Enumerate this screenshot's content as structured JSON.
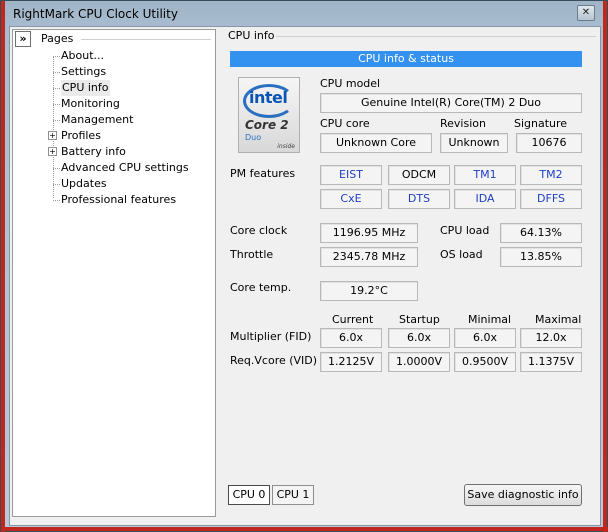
{
  "window": {
    "title": "RightMark CPU Clock Utility",
    "close_glyph": "✕"
  },
  "sidebar": {
    "collapse_glyph": "»",
    "title": "Pages",
    "items": [
      {
        "label": "About..."
      },
      {
        "label": "Settings"
      },
      {
        "label": "CPU info"
      },
      {
        "label": "Monitoring"
      },
      {
        "label": "Management"
      },
      {
        "label": "Profiles"
      },
      {
        "label": "Battery info"
      },
      {
        "label": "Advanced CPU settings"
      },
      {
        "label": "Updates"
      },
      {
        "label": "Professional features"
      }
    ],
    "selected": "CPU info",
    "expander_glyph": "+"
  },
  "main": {
    "section_title": "CPU info",
    "banner": "CPU info & status",
    "logo": {
      "brand": "intel",
      "line": "Core 2",
      "sub": "Duo",
      "inside": "inside"
    },
    "cpu_model_label": "CPU model",
    "cpu_model_value": "Genuine Intel(R) Core(TM) 2 Duo",
    "cpu_core_label": "CPU core",
    "cpu_core_value": "Unknown Core",
    "revision_label": "Revision",
    "revision_value": "Unknown",
    "signature_label": "Signature",
    "signature_value": "10676",
    "pm_features_label": "PM features",
    "pm_features": [
      {
        "label": "EIST",
        "active": true
      },
      {
        "label": "ODCM",
        "active": false
      },
      {
        "label": "TM1",
        "active": true
      },
      {
        "label": "TM2",
        "active": true
      },
      {
        "label": "CxE",
        "active": true
      },
      {
        "label": "DTS",
        "active": true
      },
      {
        "label": "IDA",
        "active": true
      },
      {
        "label": "DFFS",
        "active": true
      }
    ],
    "core_clock_label": "Core clock",
    "core_clock_value": "1196.95 MHz",
    "throttle_label": "Throttle",
    "throttle_value": "2345.78 MHz",
    "cpu_load_label": "CPU load",
    "cpu_load_value": "64.13%",
    "os_load_label": "OS load",
    "os_load_value": "13.85%",
    "core_temp_label": "Core temp.",
    "core_temp_value": "19.2°C",
    "table": {
      "columns": [
        "Current",
        "Startup",
        "Minimal",
        "Maximal"
      ],
      "rows": [
        {
          "label": "Multiplier (FID)",
          "values": [
            "6.0x",
            "6.0x",
            "6.0x",
            "12.0x"
          ]
        },
        {
          "label": "Req.Vcore (VID)",
          "values": [
            "1.2125V",
            "1.0000V",
            "0.9500V",
            "1.1375V"
          ]
        }
      ]
    },
    "tabs": [
      {
        "label": "CPU 0"
      },
      {
        "label": "CPU 1"
      }
    ],
    "active_tab": "CPU 0",
    "save_button": "Save diagnostic info"
  }
}
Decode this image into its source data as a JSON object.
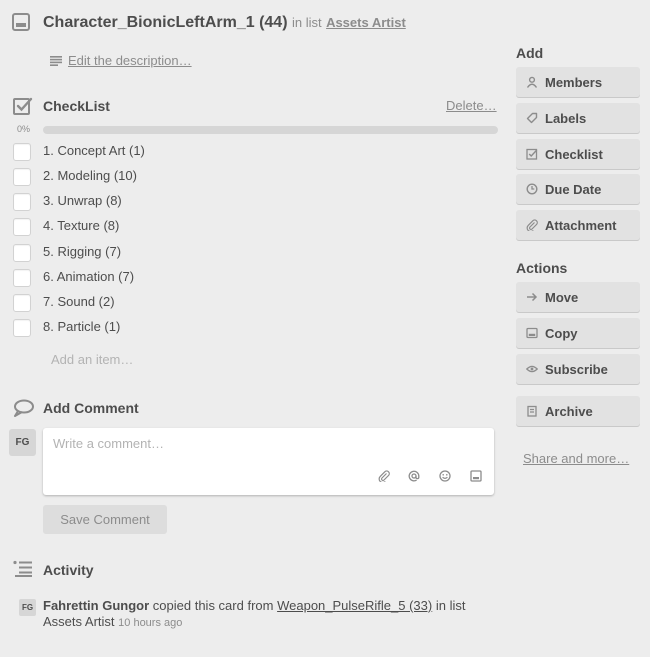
{
  "header": {
    "title": "Character_BionicLeftArm_1 (44)",
    "in_list_text": "in list",
    "list_name": "Assets Artist",
    "edit_description": "Edit the description…"
  },
  "checklist": {
    "title": "CheckList",
    "delete_label": "Delete…",
    "progress_label": "0%",
    "progress_fraction": 0,
    "items": [
      {
        "label": "1. Concept Art (1)",
        "checked": false
      },
      {
        "label": "2. Modeling (10)",
        "checked": false
      },
      {
        "label": "3. Unwrap (8)",
        "checked": false
      },
      {
        "label": "4. Texture (8)",
        "checked": false
      },
      {
        "label": "5. Rigging (7)",
        "checked": false
      },
      {
        "label": "6. Animation (7)",
        "checked": false
      },
      {
        "label": "7. Sound (2)",
        "checked": false
      },
      {
        "label": "8. Particle (1)",
        "checked": false
      }
    ],
    "add_item_placeholder": "Add an item…"
  },
  "comment": {
    "title": "Add Comment",
    "avatar_initials": "FG",
    "placeholder": "Write a comment…",
    "save_label": "Save Comment"
  },
  "activity": {
    "title": "Activity",
    "entry": {
      "avatar_initials": "FG",
      "user": "Fahrettin Gungor",
      "action": "copied this card from",
      "source_card": "Weapon_PulseRifle_5 (33)",
      "in_list_text": "in list",
      "list_name": "Assets Artist",
      "time": "10 hours ago"
    }
  },
  "sidebar": {
    "add_heading": "Add",
    "add_buttons": [
      {
        "label": "Members",
        "icon": "person-icon"
      },
      {
        "label": "Labels",
        "icon": "tag-icon"
      },
      {
        "label": "Checklist",
        "icon": "checkbox-icon"
      },
      {
        "label": "Due Date",
        "icon": "clock-icon"
      },
      {
        "label": "Attachment",
        "icon": "paperclip-icon"
      }
    ],
    "actions_heading": "Actions",
    "action_buttons": [
      {
        "label": "Move",
        "icon": "arrow-right-icon"
      },
      {
        "label": "Copy",
        "icon": "card-icon"
      },
      {
        "label": "Subscribe",
        "icon": "eye-icon"
      },
      {
        "label": "Archive",
        "icon": "archive-icon"
      }
    ],
    "share_label": "Share and more…"
  },
  "colors": {
    "background": "#ededed",
    "text": "#4d4d4d",
    "muted": "#8c8c8c",
    "button": "#e2e2e2"
  }
}
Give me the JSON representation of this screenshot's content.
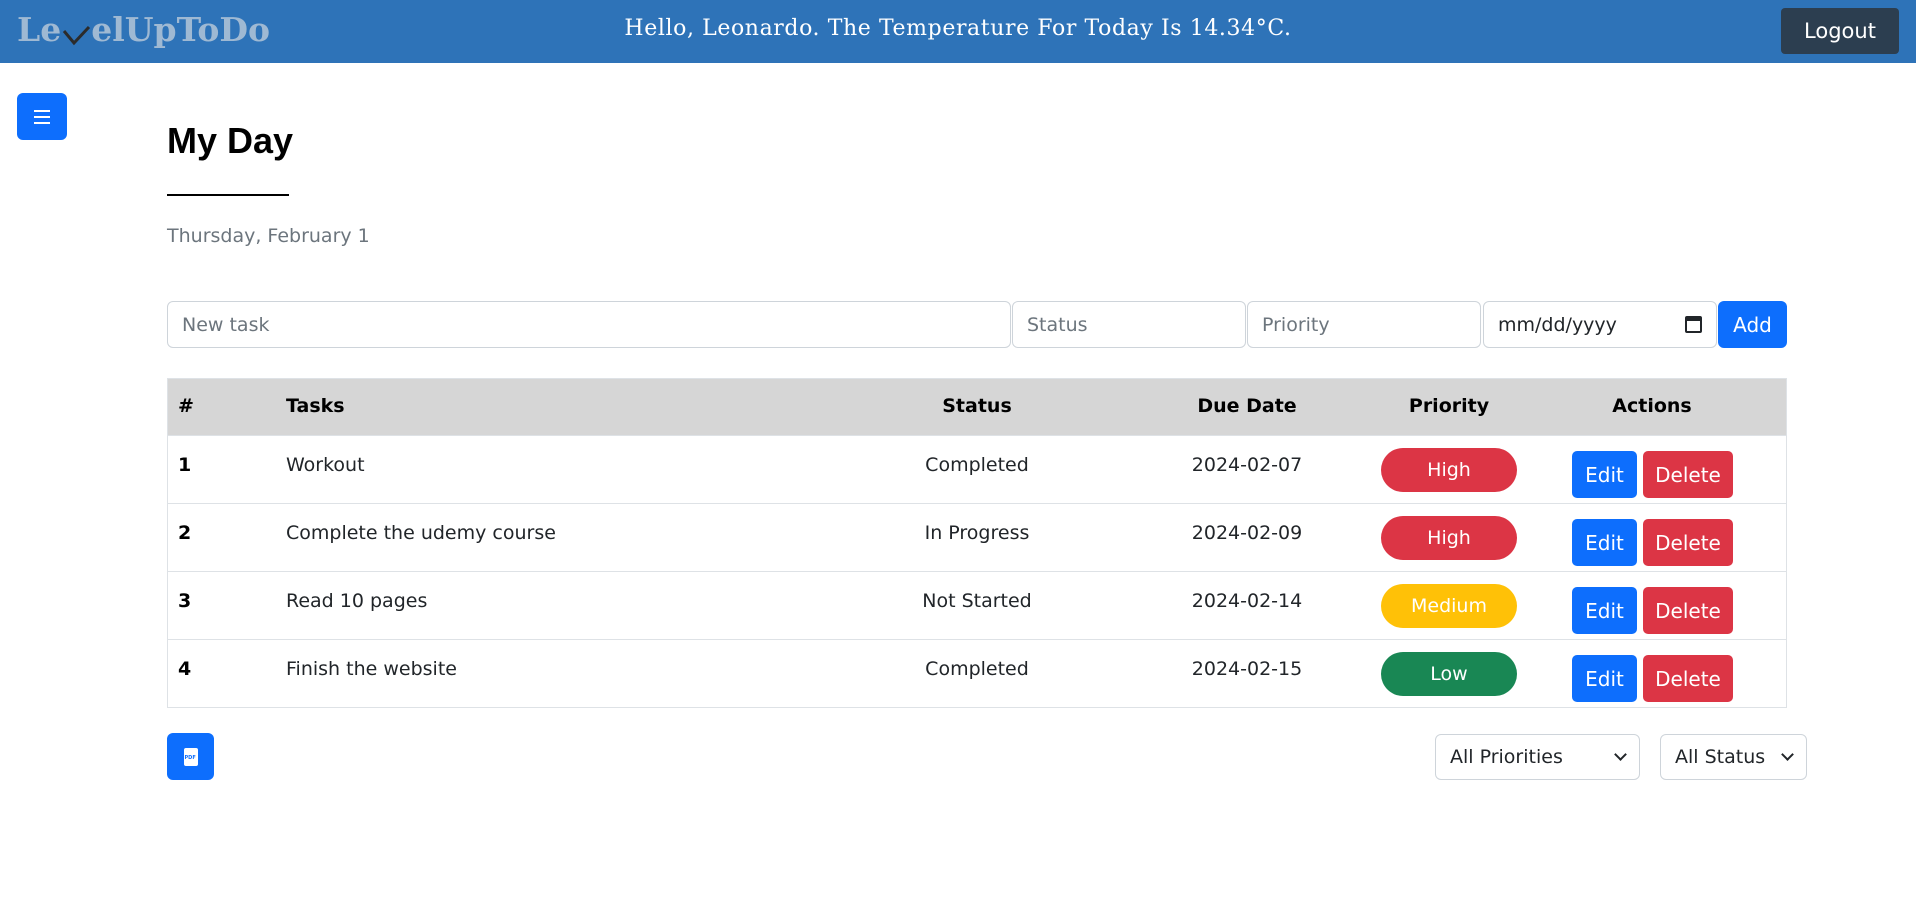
{
  "header": {
    "logo_text_a": "Le",
    "logo_text_b": "elUpToDo",
    "greeting": "Hello, Leonardo. The Temperature For Today Is 14.34°C.",
    "logout_label": "Logout"
  },
  "page": {
    "title": "My Day",
    "date": "Thursday, February 1"
  },
  "form": {
    "task_placeholder": "New task",
    "status_placeholder": "Status",
    "priority_placeholder": "Priority",
    "date_placeholder": "mm/dd/yyyy",
    "add_label": "Add"
  },
  "table": {
    "headers": {
      "num": "#",
      "tasks": "Tasks",
      "status": "Status",
      "due": "Due Date",
      "priority": "Priority",
      "actions": "Actions"
    },
    "rows": [
      {
        "num": "1",
        "task": "Workout",
        "status": "Completed",
        "due": "2024-02-07",
        "priority": "High",
        "priority_color": "#dc3545",
        "edit": "Edit",
        "delete": "Delete"
      },
      {
        "num": "2",
        "task": "Complete the udemy course",
        "status": "In Progress",
        "due": "2024-02-09",
        "priority": "High",
        "priority_color": "#dc3545",
        "edit": "Edit",
        "delete": "Delete"
      },
      {
        "num": "3",
        "task": "Read 10 pages",
        "status": "Not Started",
        "due": "2024-02-14",
        "priority": "Medium",
        "priority_color": "#ffc107",
        "edit": "Edit",
        "delete": "Delete"
      },
      {
        "num": "4",
        "task": "Finish the website",
        "status": "Completed",
        "due": "2024-02-15",
        "priority": "Low",
        "priority_color": "#198754",
        "edit": "Edit",
        "delete": "Delete"
      }
    ]
  },
  "filters": {
    "priority_value": "All Priorities",
    "status_value": "All Status",
    "pdf_icon_text": "PDF"
  },
  "colors": {
    "header_bg": "#2e73b8",
    "primary": "#0d6efd",
    "danger": "#dc3545",
    "warning": "#ffc107",
    "success": "#198754"
  }
}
......
Return the material exactly as given, apart from the pictures.

Enumerate this screenshot's content as structured JSON.
{
  "window": {
    "title": "RightMark CPU Clock Utility",
    "close_glyph": "✕"
  },
  "sidebar": {
    "collapse_glyph": "»",
    "title": "Pages",
    "items": [
      {
        "label": "About..."
      },
      {
        "label": "Settings"
      },
      {
        "label": "CPU info"
      },
      {
        "label": "Monitoring"
      },
      {
        "label": "Management"
      },
      {
        "label": "Profiles"
      },
      {
        "label": "Battery info"
      },
      {
        "label": "Advanced CPU settings"
      },
      {
        "label": "Updates"
      },
      {
        "label": "Professional features"
      }
    ],
    "selected": "CPU info",
    "expander_glyph": "+"
  },
  "main": {
    "section_title": "CPU info",
    "banner": "CPU info & status",
    "logo": {
      "brand": "intel",
      "line": "Core 2",
      "sub": "Duo",
      "inside": "inside"
    },
    "cpu_model_label": "CPU model",
    "cpu_model_value": "Genuine Intel(R) Core(TM) 2 Duo",
    "cpu_core_label": "CPU core",
    "cpu_core_value": "Unknown Core",
    "revision_label": "Revision",
    "revision_value": "Unknown",
    "signature_label": "Signature",
    "signature_value": "10676",
    "pm_features_label": "PM features",
    "pm_features": [
      {
        "label": "EIST",
        "active": true
      },
      {
        "label": "ODCM",
        "active": false
      },
      {
        "label": "TM1",
        "active": true
      },
      {
        "label": "TM2",
        "active": true
      },
      {
        "label": "CxE",
        "active": true
      },
      {
        "label": "DTS",
        "active": true
      },
      {
        "label": "IDA",
        "active": true
      },
      {
        "label": "DFFS",
        "active": true
      }
    ],
    "core_clock_label": "Core clock",
    "core_clock_value": "1196.95 MHz",
    "throttle_label": "Throttle",
    "throttle_value": "2345.78 MHz",
    "cpu_load_label": "CPU load",
    "cpu_load_value": "64.13%",
    "os_load_label": "OS load",
    "os_load_value": "13.85%",
    "core_temp_label": "Core temp.",
    "core_temp_value": "19.2°C",
    "table": {
      "columns": [
        "Current",
        "Startup",
        "Minimal",
        "Maximal"
      ],
      "rows": [
        {
          "label": "Multiplier (FID)",
          "values": [
            "6.0x",
            "6.0x",
            "6.0x",
            "12.0x"
          ]
        },
        {
          "label": "Req.Vcore (VID)",
          "values": [
            "1.2125V",
            "1.0000V",
            "0.9500V",
            "1.1375V"
          ]
        }
      ]
    },
    "tabs": [
      {
        "label": "CPU 0"
      },
      {
        "label": "CPU 1"
      }
    ],
    "active_tab": "CPU 0",
    "save_button": "Save diagnostic info"
  }
}
Decode this image into its source data as a JSON object.
{
  "header": {
    "title": "Character_BionicLeftArm_1 (44)",
    "in_list_text": "in list",
    "list_name": "Assets Artist",
    "edit_description": "Edit the description…"
  },
  "checklist": {
    "title": "CheckList",
    "delete_label": "Delete…",
    "progress_label": "0%",
    "progress_fraction": 0,
    "items": [
      {
        "label": "1. Concept Art (1)",
        "checked": false
      },
      {
        "label": "2. Modeling (10)",
        "checked": false
      },
      {
        "label": "3. Unwrap (8)",
        "checked": false
      },
      {
        "label": "4. Texture (8)",
        "checked": false
      },
      {
        "label": "5. Rigging (7)",
        "checked": false
      },
      {
        "label": "6. Animation (7)",
        "checked": false
      },
      {
        "label": "7. Sound (2)",
        "checked": false
      },
      {
        "label": "8. Particle (1)",
        "checked": false
      }
    ],
    "add_item_placeholder": "Add an item…"
  },
  "comment": {
    "title": "Add Comment",
    "avatar_initials": "FG",
    "placeholder": "Write a comment…",
    "save_label": "Save Comment"
  },
  "activity": {
    "title": "Activity",
    "entry": {
      "avatar_initials": "FG",
      "user": "Fahrettin Gungor",
      "action": "copied this card from",
      "source_card": "Weapon_PulseRifle_5 (33)",
      "in_list_text": "in list",
      "list_name": "Assets Artist",
      "time": "10 hours ago"
    }
  },
  "sidebar": {
    "add_heading": "Add",
    "add_buttons": [
      {
        "label": "Members",
        "icon": "person-icon"
      },
      {
        "label": "Labels",
        "icon": "tag-icon"
      },
      {
        "label": "Checklist",
        "icon": "checkbox-icon"
      },
      {
        "label": "Due Date",
        "icon": "clock-icon"
      },
      {
        "label": "Attachment",
        "icon": "paperclip-icon"
      }
    ],
    "actions_heading": "Actions",
    "action_buttons": [
      {
        "label": "Move",
        "icon": "arrow-right-icon"
      },
      {
        "label": "Copy",
        "icon": "card-icon"
      },
      {
        "label": "Subscribe",
        "icon": "eye-icon"
      },
      {
        "label": "Archive",
        "icon": "archive-icon"
      }
    ],
    "share_label": "Share and more…"
  },
  "colors": {
    "background": "#ededed",
    "text": "#4d4d4d",
    "muted": "#8c8c8c",
    "button": "#e2e2e2"
  }
}
Give me the JSON representation of this screenshot's content.
{
  "header": {
    "logo_text_a": "Le",
    "logo_text_b": "elUpToDo",
    "greeting": "Hello, Leonardo. The Temperature For Today Is 14.34°C.",
    "logout_label": "Logout"
  },
  "page": {
    "title": "My Day",
    "date": "Thursday, February 1"
  },
  "form": {
    "task_placeholder": "New task",
    "status_placeholder": "Status",
    "priority_placeholder": "Priority",
    "date_placeholder": "mm/dd/yyyy",
    "add_label": "Add"
  },
  "table": {
    "headers": {
      "num": "#",
      "tasks": "Tasks",
      "status": "Status",
      "due": "Due Date",
      "priority": "Priority",
      "actions": "Actions"
    },
    "rows": [
      {
        "num": "1",
        "task": "Workout",
        "status": "Completed",
        "due": "2024-02-07",
        "priority": "High",
        "priority_color": "#dc3545",
        "edit": "Edit",
        "delete": "Delete"
      },
      {
        "num": "2",
        "task": "Complete the udemy course",
        "status": "In Progress",
        "due": "2024-02-09",
        "priority": "High",
        "priority_color": "#dc3545",
        "edit": "Edit",
        "delete": "Delete"
      },
      {
        "num": "3",
        "task": "Read 10 pages",
        "status": "Not Started",
        "due": "2024-02-14",
        "priority": "Medium",
        "priority_color": "#ffc107",
        "edit": "Edit",
        "delete": "Delete"
      },
      {
        "num": "4",
        "task": "Finish the website",
        "status": "Completed",
        "due": "2024-02-15",
        "priority": "Low",
        "priority_color": "#198754",
        "edit": "Edit",
        "delete": "Delete"
      }
    ]
  },
  "filters": {
    "priority_value": "All Priorities",
    "status_value": "All Status",
    "pdf_icon_text": "PDF"
  },
  "colors": {
    "header_bg": "#2e73b8",
    "primary": "#0d6efd",
    "danger": "#dc3545",
    "warning": "#ffc107",
    "success": "#198754"
  }
}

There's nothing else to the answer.